BEGIN DOCUMENT EXTRACT
Personal information
- Full name: Daniel Woolard
- Date of birth: May 22, 1984 (age 41)
- Place of birth: Bedford, Texas, United States
- Height: 5 ft 10 in (1.78 m)
- Position(s): Defender

College career
- Years: Team / Apps / (Gls)
- 2003–2006: Midwestern State Mustangs

Senior career*
- Years: Team / Apps / (Gls)
- 2005–2006: DFW Tornados / 16 / (0)
- 2007–2009: Chicago Fire / 16 / (1)
- 2010: DFW Tornados / 3 / (0)
- 2010: Carolina RailHawks / 12 / (0)
- 2011–2013: D.C. United / 69 / (2)
- Total:  / 116 / (3)

= Daniel Woolard =

American soccer player

Daniel Woolard (born May 22, 1984, in Bedford, Texas) is an American former professional soccer player.

==Early career==
Woolard played college soccer at Midwestern State University in Wichita Falls, Texas, earning First Team All-American honors during his senior season. During college, he spent two seasons with the DFW Tornados in the USL Premier Development League.

==Professional career==

In 2007, Woolard was drafted in the fourth round, 47th overall, by the Chicago Fire in the 2007 MLS Supplemental Draft, and spent the next three seasons in Major League Soccer, appearing in 16 first team games including 8 starts and scoring one goal.

After his release from Fire in February 2010, and having been unable to secure a professional contract elsewhere, he returned to play for the DFW Tornados in the PDL in 2010.

Woolard signed with the USSF D2 Carolina RailHawks in September 2010, and he started his first league match with the RailHawks against Crystal Palace Baltimore on September 3]. While with the RailHawks he played for the full duration of every match.

On January 6, 2011, Woolard returned to the MLS after being signed by D.C. United. Woolard impressed with DC, and became a starter as the season went by.
END DOCUMENT EXTRACT
BEGIN DATA RECORDS
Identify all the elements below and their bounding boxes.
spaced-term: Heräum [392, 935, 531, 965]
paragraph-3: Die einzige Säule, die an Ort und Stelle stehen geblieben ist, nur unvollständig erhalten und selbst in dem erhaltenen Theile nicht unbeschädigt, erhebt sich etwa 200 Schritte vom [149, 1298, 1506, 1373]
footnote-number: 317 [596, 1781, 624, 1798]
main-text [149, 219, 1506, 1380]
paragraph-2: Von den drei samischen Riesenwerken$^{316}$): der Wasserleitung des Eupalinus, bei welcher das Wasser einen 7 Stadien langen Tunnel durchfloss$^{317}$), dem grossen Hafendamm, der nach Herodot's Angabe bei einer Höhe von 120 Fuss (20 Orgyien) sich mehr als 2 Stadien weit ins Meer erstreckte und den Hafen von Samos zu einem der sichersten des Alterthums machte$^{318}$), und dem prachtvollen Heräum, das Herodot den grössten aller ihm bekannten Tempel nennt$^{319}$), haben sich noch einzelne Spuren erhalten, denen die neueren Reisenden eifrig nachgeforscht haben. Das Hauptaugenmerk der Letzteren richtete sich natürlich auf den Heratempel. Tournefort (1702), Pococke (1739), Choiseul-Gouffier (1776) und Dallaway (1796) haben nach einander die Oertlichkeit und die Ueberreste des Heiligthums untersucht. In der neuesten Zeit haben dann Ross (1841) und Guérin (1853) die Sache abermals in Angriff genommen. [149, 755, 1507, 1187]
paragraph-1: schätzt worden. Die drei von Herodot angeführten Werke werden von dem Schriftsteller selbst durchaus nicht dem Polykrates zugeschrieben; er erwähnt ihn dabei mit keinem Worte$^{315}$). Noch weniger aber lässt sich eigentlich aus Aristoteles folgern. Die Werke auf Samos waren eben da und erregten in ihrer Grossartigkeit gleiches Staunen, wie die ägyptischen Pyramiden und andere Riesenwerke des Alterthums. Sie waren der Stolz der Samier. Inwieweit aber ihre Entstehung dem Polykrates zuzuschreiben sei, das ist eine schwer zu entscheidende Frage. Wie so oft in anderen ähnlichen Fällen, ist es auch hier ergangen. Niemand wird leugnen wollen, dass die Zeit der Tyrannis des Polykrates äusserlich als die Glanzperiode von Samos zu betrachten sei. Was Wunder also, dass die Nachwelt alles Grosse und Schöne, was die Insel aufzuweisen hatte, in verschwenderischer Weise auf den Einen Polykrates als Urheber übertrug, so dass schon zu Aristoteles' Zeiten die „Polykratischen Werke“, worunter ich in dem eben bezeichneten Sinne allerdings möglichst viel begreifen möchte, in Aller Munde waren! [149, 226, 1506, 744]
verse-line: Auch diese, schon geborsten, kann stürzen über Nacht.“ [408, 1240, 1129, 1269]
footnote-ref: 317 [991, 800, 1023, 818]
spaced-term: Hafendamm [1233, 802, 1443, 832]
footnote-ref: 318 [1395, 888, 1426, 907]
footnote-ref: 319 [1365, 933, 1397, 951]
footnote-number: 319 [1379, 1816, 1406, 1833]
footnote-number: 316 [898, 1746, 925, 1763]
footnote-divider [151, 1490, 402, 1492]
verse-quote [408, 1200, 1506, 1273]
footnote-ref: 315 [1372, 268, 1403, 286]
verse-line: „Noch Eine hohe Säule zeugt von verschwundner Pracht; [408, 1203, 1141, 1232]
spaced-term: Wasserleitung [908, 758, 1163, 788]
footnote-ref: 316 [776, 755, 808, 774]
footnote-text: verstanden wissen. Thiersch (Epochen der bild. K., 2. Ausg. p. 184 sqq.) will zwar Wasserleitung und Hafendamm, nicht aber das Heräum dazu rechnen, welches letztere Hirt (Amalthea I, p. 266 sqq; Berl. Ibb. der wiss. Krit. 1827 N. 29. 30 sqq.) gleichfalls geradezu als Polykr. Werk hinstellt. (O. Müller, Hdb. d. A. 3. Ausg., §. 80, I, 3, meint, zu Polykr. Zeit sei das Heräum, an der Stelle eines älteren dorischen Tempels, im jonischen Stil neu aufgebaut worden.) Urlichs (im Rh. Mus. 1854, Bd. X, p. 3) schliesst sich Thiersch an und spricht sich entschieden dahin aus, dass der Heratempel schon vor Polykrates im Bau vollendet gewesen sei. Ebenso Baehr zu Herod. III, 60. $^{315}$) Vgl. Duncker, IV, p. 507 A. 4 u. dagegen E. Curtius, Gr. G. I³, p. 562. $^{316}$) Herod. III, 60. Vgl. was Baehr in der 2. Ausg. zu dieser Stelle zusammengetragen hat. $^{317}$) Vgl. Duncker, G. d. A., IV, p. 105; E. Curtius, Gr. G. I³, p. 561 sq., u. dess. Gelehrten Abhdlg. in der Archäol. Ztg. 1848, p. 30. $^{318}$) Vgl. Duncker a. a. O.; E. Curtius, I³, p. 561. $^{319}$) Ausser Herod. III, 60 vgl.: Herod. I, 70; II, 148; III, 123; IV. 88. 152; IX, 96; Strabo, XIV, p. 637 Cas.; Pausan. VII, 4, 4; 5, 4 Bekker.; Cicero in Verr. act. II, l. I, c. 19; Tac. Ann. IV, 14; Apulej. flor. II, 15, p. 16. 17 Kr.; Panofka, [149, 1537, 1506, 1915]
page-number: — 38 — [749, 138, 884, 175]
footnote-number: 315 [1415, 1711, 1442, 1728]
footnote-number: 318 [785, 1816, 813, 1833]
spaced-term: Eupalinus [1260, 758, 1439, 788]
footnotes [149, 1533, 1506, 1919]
END DATA RECORDS
=== WHAT IS BEING ASKED ===
Copy out the Daniel Woolard profile in full, word for word.

=== RESULT FOR THIS EXERCISE ===
Personal information
- Full name: Daniel Woolard
- Date of birth: May 22, 1984 (age 41)
- Place of birth: Bedford, Texas, United States
- Height: 5 ft 10 in (1.78 m)
- Position(s): Defender

College career
- Years: Team / Apps / (Gls)
- 2003–2006: Midwestern State Mustangs

Senior career*
- Years: Team / Apps / (Gls)
- 2005–2006: DFW Tornados / 16 / (0)
- 2007–2009: Chicago Fire / 16 / (1)
- 2010: DFW Tornados / 3 / (0)
- 2010: Carolina RailHawks / 12 / (0)
- 2011–2013: D.C. United / 69 / (2)
- Total:  / 116 / (3)

= Daniel Woolard =

American soccer player

Daniel Woolard (born May 22, 1984, in Bedford, Texas) is an American former professional soccer player.

==Early career==
Woolard played college soccer at Midwestern State University in Wichita Falls, Texas, earning First Team All-American honors during his senior season. During college, he spent two seasons with the DFW Tornados in the USL Premier Development League.

==Professional career==

In 2007, Woolard was drafted in the fourth round, 47th overall, by the Chicago Fire in the 2007 MLS Supplemental Draft, and spent the next three seasons in Major League Soccer, appearing in 16 first team games including 8 starts and scoring one goal.

After his release from Fire in February 2010, and having been unable to secure a professional contract elsewhere, he returned to play for the DFW Tornados in the PDL in 2010.

Woolard signed with the USSF D2 Carolina RailHawks in September 2010, and he started his first league match with the RailHawks against Crystal Palace Baltimore on September 3]. While with the RailHawks he played for the full duration of every match.

On January 6, 2011, Woolard returned to the MLS after being signed by D.C. United. Woolard impressed with DC, and became a starter as the season went by.